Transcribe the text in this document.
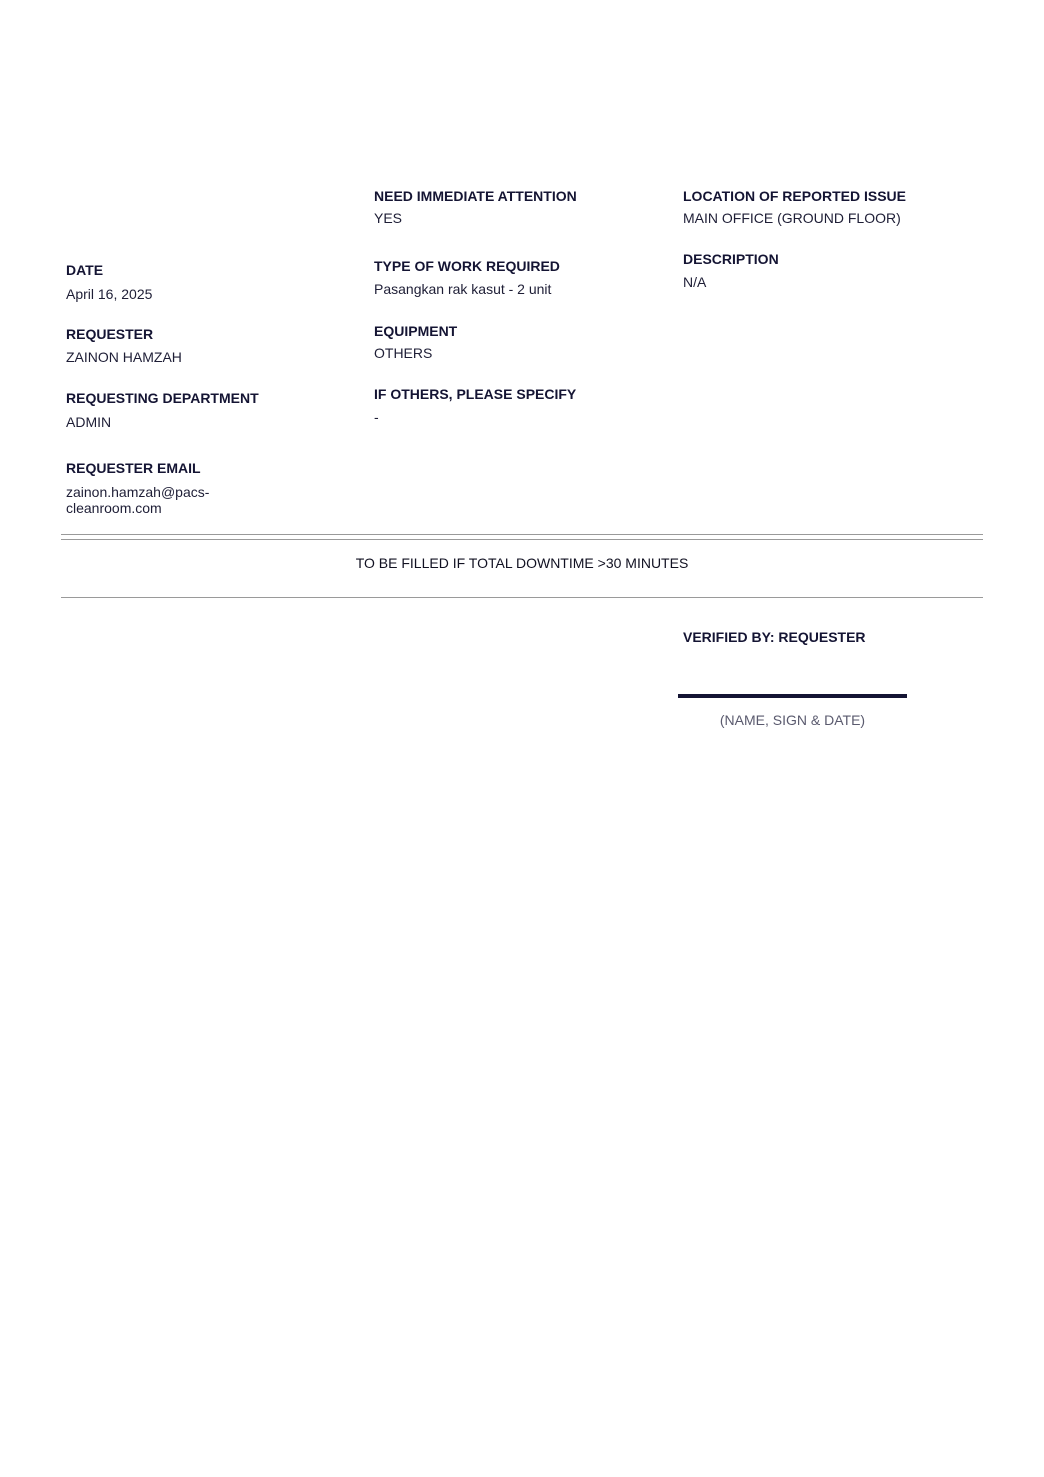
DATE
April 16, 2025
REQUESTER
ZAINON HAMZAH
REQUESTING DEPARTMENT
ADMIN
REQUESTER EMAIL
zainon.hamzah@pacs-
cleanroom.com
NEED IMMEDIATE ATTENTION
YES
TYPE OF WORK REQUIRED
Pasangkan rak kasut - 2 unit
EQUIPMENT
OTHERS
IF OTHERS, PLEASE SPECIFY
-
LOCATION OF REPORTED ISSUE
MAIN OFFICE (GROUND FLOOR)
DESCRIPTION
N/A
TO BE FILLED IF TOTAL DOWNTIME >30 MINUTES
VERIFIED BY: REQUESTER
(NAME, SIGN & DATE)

------

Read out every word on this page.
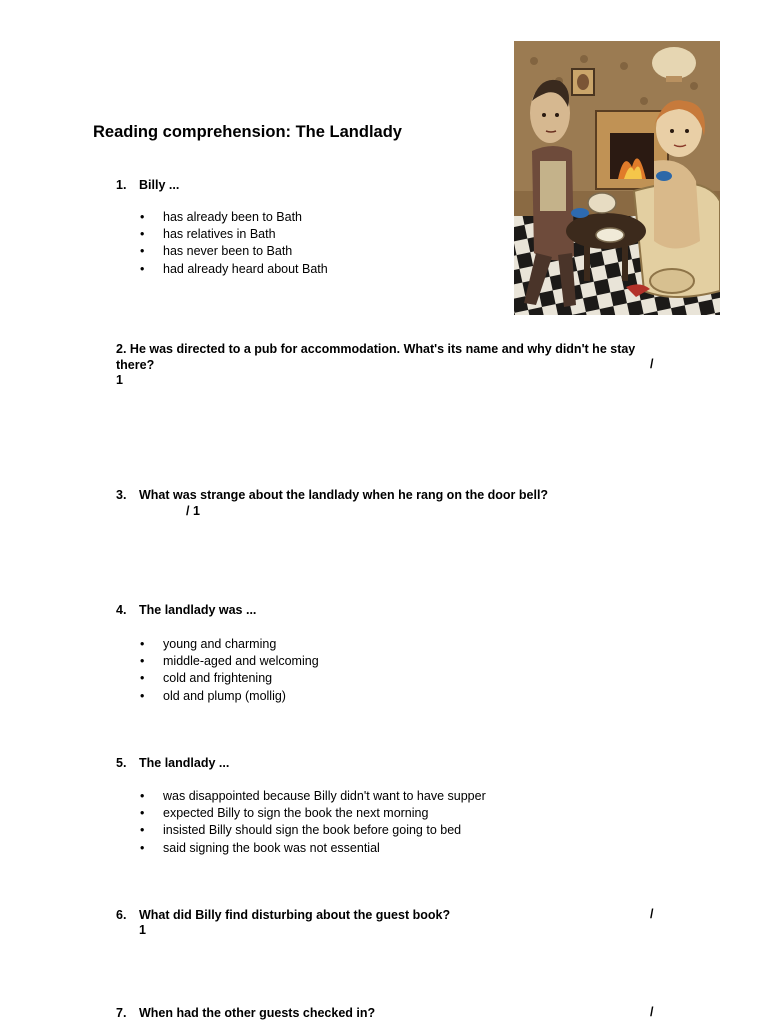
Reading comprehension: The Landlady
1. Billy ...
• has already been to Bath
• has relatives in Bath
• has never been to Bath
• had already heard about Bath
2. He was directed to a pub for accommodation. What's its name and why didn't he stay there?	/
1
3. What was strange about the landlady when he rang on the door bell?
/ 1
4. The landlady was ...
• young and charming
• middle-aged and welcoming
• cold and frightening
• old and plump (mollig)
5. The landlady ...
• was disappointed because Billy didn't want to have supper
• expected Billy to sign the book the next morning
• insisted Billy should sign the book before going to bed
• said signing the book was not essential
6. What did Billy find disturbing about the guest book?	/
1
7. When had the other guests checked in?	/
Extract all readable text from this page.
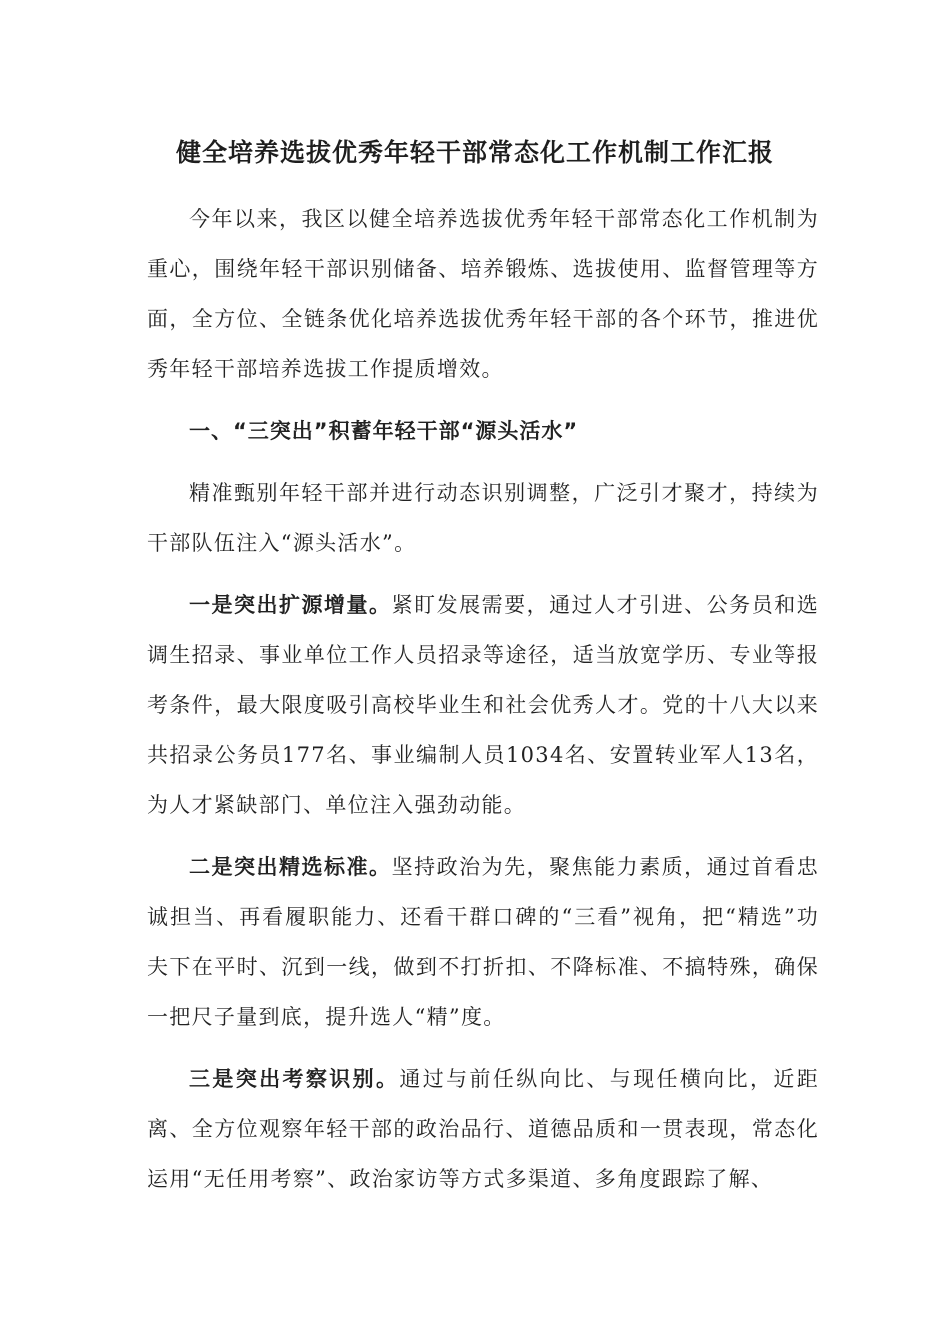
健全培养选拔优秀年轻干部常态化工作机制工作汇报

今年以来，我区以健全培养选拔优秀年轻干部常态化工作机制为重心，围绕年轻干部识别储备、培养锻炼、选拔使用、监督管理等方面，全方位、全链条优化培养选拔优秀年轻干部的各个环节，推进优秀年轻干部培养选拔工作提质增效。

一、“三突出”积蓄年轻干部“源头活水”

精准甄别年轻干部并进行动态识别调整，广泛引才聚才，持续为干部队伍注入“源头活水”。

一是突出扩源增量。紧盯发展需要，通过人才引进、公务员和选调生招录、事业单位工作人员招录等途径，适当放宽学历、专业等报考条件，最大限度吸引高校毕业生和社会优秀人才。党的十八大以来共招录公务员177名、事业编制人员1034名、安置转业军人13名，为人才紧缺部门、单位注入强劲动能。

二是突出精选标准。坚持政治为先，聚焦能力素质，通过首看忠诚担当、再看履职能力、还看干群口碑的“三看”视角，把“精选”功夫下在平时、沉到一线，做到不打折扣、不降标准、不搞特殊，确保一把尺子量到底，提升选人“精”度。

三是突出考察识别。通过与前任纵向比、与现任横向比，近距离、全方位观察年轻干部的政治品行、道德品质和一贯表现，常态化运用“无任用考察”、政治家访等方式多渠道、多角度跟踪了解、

------

- **What needs to be done**: Using the listing above, pick out each line that contains the word "text", then copy it.

- **Output of the task**:
Transcribe the text in this document.
Extract all readable text from this page.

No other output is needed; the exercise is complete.